== SUPPLIED INFORMATION ==

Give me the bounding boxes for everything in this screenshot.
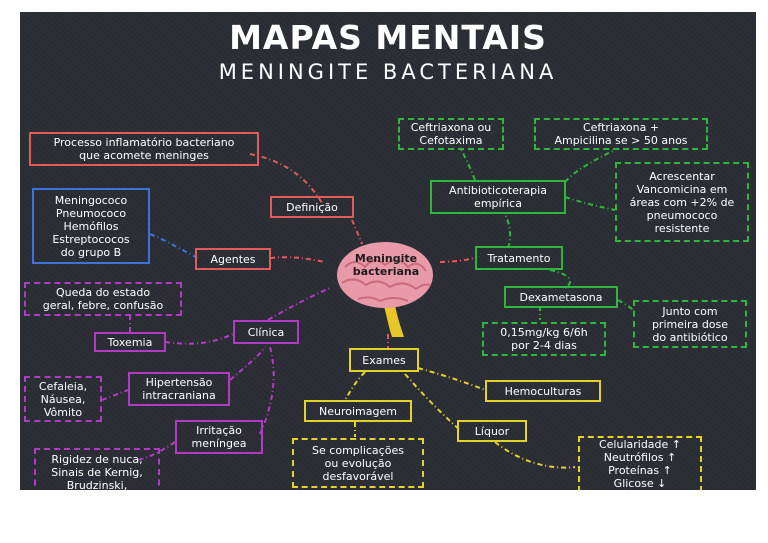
brain-icon	[337, 242, 433, 337]
mind-map-poster: MAPAS MENTAIS MENINGITE BACTERIANA Menin…	[20, 12, 756, 490]
neuroimagem-node: Neuroimagem	[304, 400, 412, 422]
ceftriaxona-ampicilina: Ceftriaxona + Ampicilina se > 50 anos	[534, 118, 708, 150]
link-center-tratamento	[439, 257, 476, 263]
exames-node: Exames	[349, 348, 419, 372]
link-antibiotico-cefotaxima	[459, 146, 476, 181]
link-toxemia-clinica	[164, 333, 234, 345]
agentes-node: Agentes	[195, 248, 271, 270]
definicao-node: Definição	[270, 196, 354, 218]
antibioticoterapia-node: Antibioticoterapia empírica	[430, 180, 566, 214]
poster-subtitle: MENINGITE BACTERIANA	[218, 60, 558, 84]
link-hipertensao-desc	[101, 389, 129, 401]
connector-lines	[101, 146, 634, 469]
link-exames-neuroimagem	[344, 371, 366, 401]
hemoculturas-node: Hemoculturas	[485, 380, 601, 402]
liquor-description: Celularidade ↑ Neutrófilos ↑ Proteínas ↑…	[578, 436, 702, 490]
irritacao-node: Irritação meníngea	[175, 420, 263, 454]
link-antibiotico-vancomicina	[564, 196, 616, 211]
toxemia-node: Toxemia	[94, 332, 166, 352]
link-center-clinica	[267, 286, 333, 321]
hipertensao-node: Hipertensão intracraniana	[128, 372, 230, 406]
link-tratamento-antibiotico	[504, 213, 512, 249]
complicacoes-note: Se complicações ou evolução desfavorável	[292, 438, 424, 488]
link-exames-liquor	[404, 373, 461, 431]
link-tratamento-dexametasona	[549, 269, 571, 289]
link-definicao-desc	[249, 153, 326, 209]
liquor-node: Líquor	[457, 420, 527, 442]
dexametasona-dose: 0,15mg/kg 6/6h por 2-4 dias	[482, 322, 606, 356]
hipertensao-description: Cefaleia, Náusea, Vômito	[24, 376, 102, 422]
definicao-description: Processo inflamatório bacteriano que aco…	[29, 132, 259, 166]
tratamento-node: Tratamento	[475, 246, 563, 270]
link-liquor-desc	[494, 441, 576, 469]
link-irritacao-clinica	[259, 346, 275, 435]
agentes-list: Meningococo Pneumococo Hemófilos Estrept…	[32, 188, 150, 264]
link-agentes-list	[149, 233, 199, 259]
ceftriaxona-cefotaxima: Ceftriaxona ou Cefotaxima	[398, 118, 504, 150]
vancomicina-note: Acrescentar Vancomicina em áreas com +2%…	[615, 162, 749, 242]
clinica-node: Clínica	[233, 320, 299, 344]
irritacao-description: Rigidez de nuca, Sinais de Kernig, Brudz…	[34, 448, 160, 490]
link-irritacao-desc	[137, 441, 176, 461]
link-dexametasona-junto	[617, 299, 634, 311]
link-center-agentes	[269, 256, 326, 263]
center-topic: Meningite bacteriana	[352, 252, 420, 278]
dexametasona-node: Dexametasona	[504, 286, 618, 308]
link-exames-hemoculturas	[417, 367, 486, 391]
poster-title: MAPAS MENTAIS	[229, 18, 547, 57]
link-hipertensao-clinica	[229, 346, 266, 381]
dexametasona-timing: Junto com primeira dose do antibiótico	[633, 300, 747, 348]
link-antibiotico-ampicilina	[564, 149, 616, 183]
toxemia-description: Queda do estado geral, febre, confusão	[24, 282, 182, 316]
link-center-definicao	[351, 219, 363, 245]
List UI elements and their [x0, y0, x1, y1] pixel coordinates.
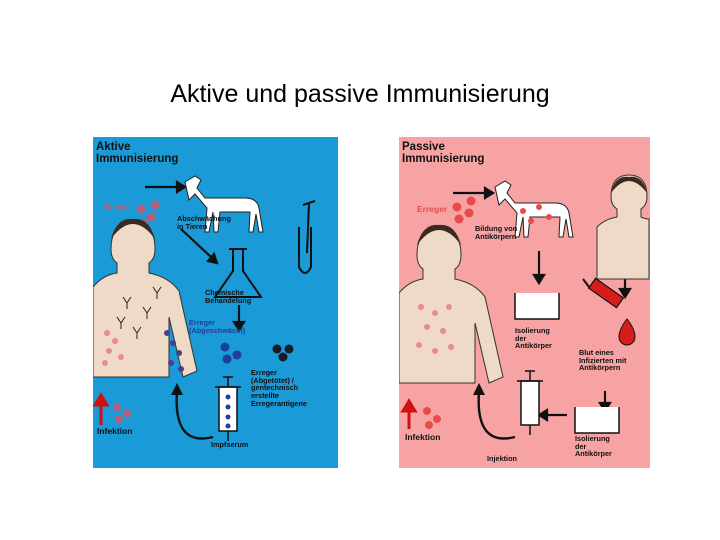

===

● WORK ITEM
Without the pictures, set down every entry exactly.

● SOLUTION BELOW
Give me the bounding boxes for everything in this screenshot.
brain-icon	[337, 242, 433, 337]
mind-map-poster: MAPAS MENTAIS MENINGITE BACTERIANA Menin…	[20, 12, 756, 490]
neuroimagem-node: Neuroimagem	[304, 400, 412, 422]
ceftriaxona-ampicilina: Ceftriaxona + Ampicilina se > 50 anos	[534, 118, 708, 150]
link-center-tratamento	[439, 257, 476, 263]
exames-node: Exames	[349, 348, 419, 372]
link-antibiotico-cefotaxima	[459, 146, 476, 181]
link-toxemia-clinica	[164, 333, 234, 345]
agentes-node: Agentes	[195, 248, 271, 270]
definicao-node: Definição	[270, 196, 354, 218]
antibioticoterapia-node: Antibioticoterapia empírica	[430, 180, 566, 214]
poster-subtitle: MENINGITE BACTERIANA	[218, 60, 558, 84]
link-hipertensao-desc	[101, 389, 129, 401]
connector-lines	[101, 146, 634, 469]
link-exames-neuroimagem	[344, 371, 366, 401]
hemoculturas-node: Hemoculturas	[485, 380, 601, 402]
liquor-description: Celularidade ↑ Neutrófilos ↑ Proteínas ↑…	[578, 436, 702, 490]
irritacao-node: Irritação meníngea	[175, 420, 263, 454]
link-antibiotico-vancomicina	[564, 196, 616, 211]
toxemia-node: Toxemia	[94, 332, 166, 352]
link-center-clinica	[267, 286, 333, 321]
hipertensao-node: Hipertensão intracraniana	[128, 372, 230, 406]
link-tratamento-antibiotico	[504, 213, 512, 249]
complicacoes-note: Se complicações ou evolução desfavorável	[292, 438, 424, 488]
link-exames-liquor	[404, 373, 461, 431]
link-tratamento-dexametasona	[549, 269, 571, 289]
link-definicao-desc	[249, 153, 326, 209]
liquor-node: Líquor	[457, 420, 527, 442]
dexametasona-dose: 0,15mg/kg 6/6h por 2-4 dias	[482, 322, 606, 356]
hipertensao-description: Cefaleia, Náusea, Vômito	[24, 376, 102, 422]
definicao-description: Processo inflamatório bacteriano que aco…	[29, 132, 259, 166]
tratamento-node: Tratamento	[475, 246, 563, 270]
link-liquor-desc	[494, 441, 576, 469]
link-irritacao-clinica	[259, 346, 275, 435]
agentes-list: Meningococo Pneumococo Hemófilos Estrept…	[32, 188, 150, 264]
link-agentes-list	[149, 233, 199, 259]
ceftriaxona-cefotaxima: Ceftriaxona ou Cefotaxima	[398, 118, 504, 150]
vancomicina-note: Acrescentar Vancomicina em áreas com +2%…	[615, 162, 749, 242]
clinica-node: Clínica	[233, 320, 299, 344]
irritacao-description: Rigidez de nuca, Sinais de Kernig, Brudz…	[34, 448, 160, 490]
link-irritacao-desc	[137, 441, 176, 461]
link-dexametasona-junto	[617, 299, 634, 311]
link-center-agentes	[269, 256, 326, 263]
center-topic: Meningite bacteriana	[352, 252, 420, 278]
dexametasona-node: Dexametasona	[504, 286, 618, 308]
link-exames-hemoculturas	[417, 367, 486, 391]
poster-title: MAPAS MENTAIS	[229, 18, 547, 57]
link-hipertensao-clinica	[229, 346, 266, 381]
dexametasona-timing: Junto com primeira dose do antibiótico	[633, 300, 747, 348]
link-antibiotico-ampicilina	[564, 149, 616, 183]
toxemia-description: Queda do estado geral, febre, confusão	[24, 282, 182, 316]
link-center-definicao	[351, 219, 363, 245]
List UI elements and their [x0, y0, x1, y1] pixel coordinates.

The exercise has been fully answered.